* _DATASET ENTRIES_
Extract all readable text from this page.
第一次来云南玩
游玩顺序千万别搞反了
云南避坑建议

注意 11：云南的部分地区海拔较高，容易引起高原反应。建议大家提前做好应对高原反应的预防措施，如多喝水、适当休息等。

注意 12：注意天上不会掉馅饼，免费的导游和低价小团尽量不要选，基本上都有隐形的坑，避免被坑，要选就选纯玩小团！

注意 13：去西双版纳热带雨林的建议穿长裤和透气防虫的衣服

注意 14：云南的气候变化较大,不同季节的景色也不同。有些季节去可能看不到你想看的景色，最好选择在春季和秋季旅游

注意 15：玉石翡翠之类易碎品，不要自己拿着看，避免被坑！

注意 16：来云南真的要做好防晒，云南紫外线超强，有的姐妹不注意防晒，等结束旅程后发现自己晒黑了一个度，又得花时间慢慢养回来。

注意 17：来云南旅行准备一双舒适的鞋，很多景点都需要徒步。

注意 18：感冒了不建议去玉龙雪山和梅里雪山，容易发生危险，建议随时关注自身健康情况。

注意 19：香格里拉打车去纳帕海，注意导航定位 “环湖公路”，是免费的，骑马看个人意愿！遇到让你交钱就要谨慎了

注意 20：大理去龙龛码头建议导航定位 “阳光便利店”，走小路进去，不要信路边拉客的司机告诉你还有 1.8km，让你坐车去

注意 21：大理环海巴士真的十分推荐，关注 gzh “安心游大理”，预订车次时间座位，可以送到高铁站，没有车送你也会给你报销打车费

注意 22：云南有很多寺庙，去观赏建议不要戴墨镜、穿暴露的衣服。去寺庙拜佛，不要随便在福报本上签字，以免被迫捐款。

* _WHAT IS ASKED_
Give back the data above exactly as it appears.

* _EXPECTED ANSWER_
Extract all readable text from this page.
第一次来云南玩
游玩顺序千万别搞反了
云南避坑建议

注意 11：云南的部分地区海拔较高，容易引起高原反应。建议大家提前做好应对高原反应的预防措施，如多喝水、适当休息等。

注意 12：注意天上不会掉馅饼，免费的导游和低价小团尽量不要选，基本上都有隐形的坑，避免被坑，要选就选纯玩小团！

注意 13：去西双版纳热带雨林的建议穿长裤和透气防虫的衣服

注意 14：云南的气候变化较大,不同季节的景色也不同。有些季节去可能看不到你想看的景色，最好选择在春季和秋季旅游

注意 15：玉石翡翠之类易碎品，不要自己拿着看，避免被坑！

注意 16：来云南真的要做好防晒，云南紫外线超强，有的姐妹不注意防晒，等结束旅程后发现自己晒黑了一个度，又得花时间慢慢养回来。

注意 17：来云南旅行准备一双舒适的鞋，很多景点都需要徒步。

注意 18：感冒了不建议去玉龙雪山和梅里雪山，容易发生危险，建议随时关注自身健康情况。

注意 19：香格里拉打车去纳帕海，注意导航定位 “环湖公路”，是免费的，骑马看个人意愿！遇到让你交钱就要谨慎了

注意 20：大理去龙龛码头建议导航定位 “阳光便利店”，走小路进去，不要信路边拉客的司机告诉你还有 1.8km，让你坐车去

注意 21：大理环海巴士真的十分推荐，关注 gzh “安心游大理”，预订车次时间座位，可以送到高铁站，没有车送你也会给你报销打车费

注意 22：云南有很多寺庙，去观赏建议不要戴墨镜、穿暴露的衣服。去寺庙拜佛，不要随便在福报本上签字，以免被迫捐款。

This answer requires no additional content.